Copy every line in the records below that contains the word "Department".

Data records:
———
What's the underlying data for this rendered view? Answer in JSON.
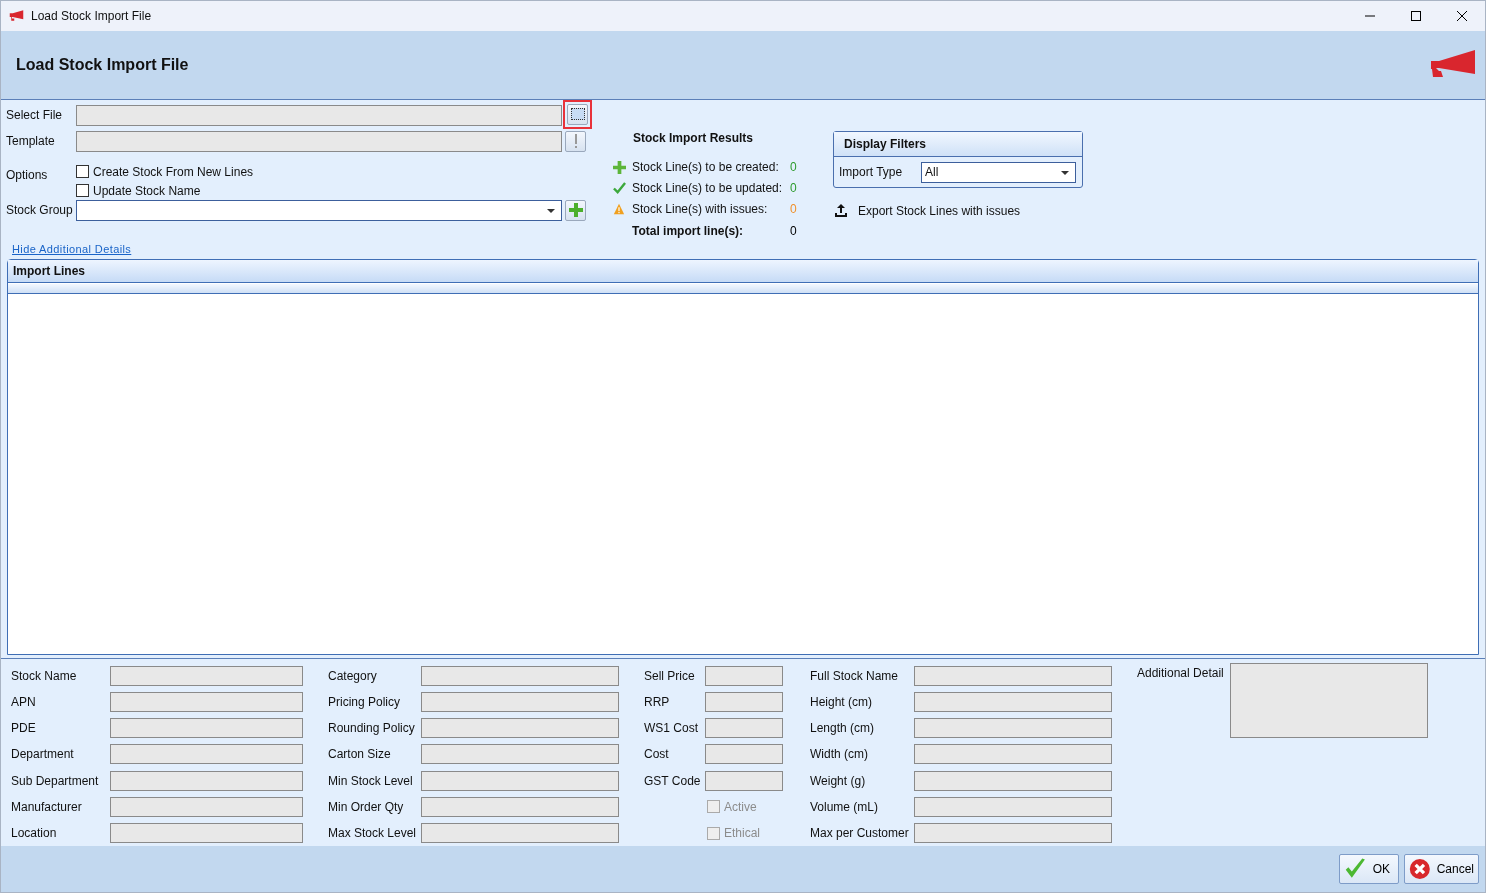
{
  "window": {
    "title": "Load Stock Import File"
  },
  "header": {
    "title": "Load Stock Import File"
  },
  "form": {
    "select_file": {
      "label": "Select File",
      "highlighted": true
    },
    "template": {
      "label": "Template"
    },
    "options": {
      "label": "Options",
      "items": [
        {
          "label": "Create Stock From New Lines",
          "checked": false
        },
        {
          "label": "Update Stock Name",
          "checked": false
        }
      ]
    },
    "stock_group": {
      "label": "Stock Group"
    },
    "details_link": "Hide Additional Details"
  },
  "results": {
    "title": "Stock Import Results",
    "rows": [
      {
        "kind": "created",
        "label": "Stock Line(s) to be created:",
        "value": "0"
      },
      {
        "kind": "updated",
        "label": "Stock Line(s) to be updated:",
        "value": "0"
      },
      {
        "kind": "issues",
        "label": "Stock Line(s) with issues:",
        "value": "0"
      },
      {
        "kind": "total",
        "label": "Total import line(s):",
        "value": "0"
      }
    ]
  },
  "display_filters": {
    "title": "Display Filters",
    "import_type": {
      "label": "Import Type",
      "value": "All"
    }
  },
  "export_link": "Export Stock Lines with issues",
  "import_lines": {
    "title": "Import Lines"
  },
  "details": {
    "columns": [
      {
        "fields": [
          {
            "kind": "field",
            "label": "Stock Name"
          },
          {
            "kind": "field",
            "label": "APN"
          },
          {
            "kind": "field",
            "label": "PDE"
          },
          {
            "kind": "field",
            "label": "Department"
          },
          {
            "kind": "field",
            "label": "Sub Department"
          },
          {
            "kind": "field",
            "label": "Manufacturer"
          },
          {
            "kind": "field",
            "label": "Location"
          }
        ]
      },
      {
        "fields": [
          {
            "kind": "field",
            "label": "Category"
          },
          {
            "kind": "field",
            "label": "Pricing Policy"
          },
          {
            "kind": "field",
            "label": "Rounding Policy"
          },
          {
            "kind": "field",
            "label": "Carton Size"
          },
          {
            "kind": "field",
            "label": "Min Stock Level"
          },
          {
            "kind": "field",
            "label": "Min Order Qty"
          },
          {
            "kind": "field",
            "label": "Max Stock Level"
          }
        ]
      },
      {
        "fields": [
          {
            "kind": "field",
            "label": "Sell Price"
          },
          {
            "kind": "field",
            "label": "RRP"
          },
          {
            "kind": "field",
            "label": "WS1 Cost"
          },
          {
            "kind": "field",
            "label": "Cost"
          },
          {
            "kind": "field",
            "label": "GST Code"
          },
          {
            "kind": "checkbox",
            "label": "Active",
            "checked": false,
            "disabled": true
          },
          {
            "kind": "checkbox",
            "label": "Ethical",
            "checked": false,
            "disabled": true
          }
        ]
      },
      {
        "fields": [
          {
            "kind": "field",
            "label": "Full Stock Name"
          },
          {
            "kind": "field",
            "label": "Height (cm)"
          },
          {
            "kind": "field",
            "label": "Length (cm)"
          },
          {
            "kind": "field",
            "label": "Width (cm)"
          },
          {
            "kind": "field",
            "label": "Weight (g)"
          },
          {
            "kind": "field",
            "label": "Volume (mL)"
          },
          {
            "kind": "field",
            "label": "Max per Customer"
          }
        ]
      },
      {
        "fields": [
          {
            "kind": "textarea",
            "label": "Additional Detail"
          }
        ]
      }
    ]
  },
  "buttons": [
    {
      "kind": "ok",
      "label": "OK"
    },
    {
      "kind": "cancel",
      "label": "Cancel"
    }
  ]
}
———
**EXERCISE ANSWER**
            "label": "Department"
            "label": "Sub Department"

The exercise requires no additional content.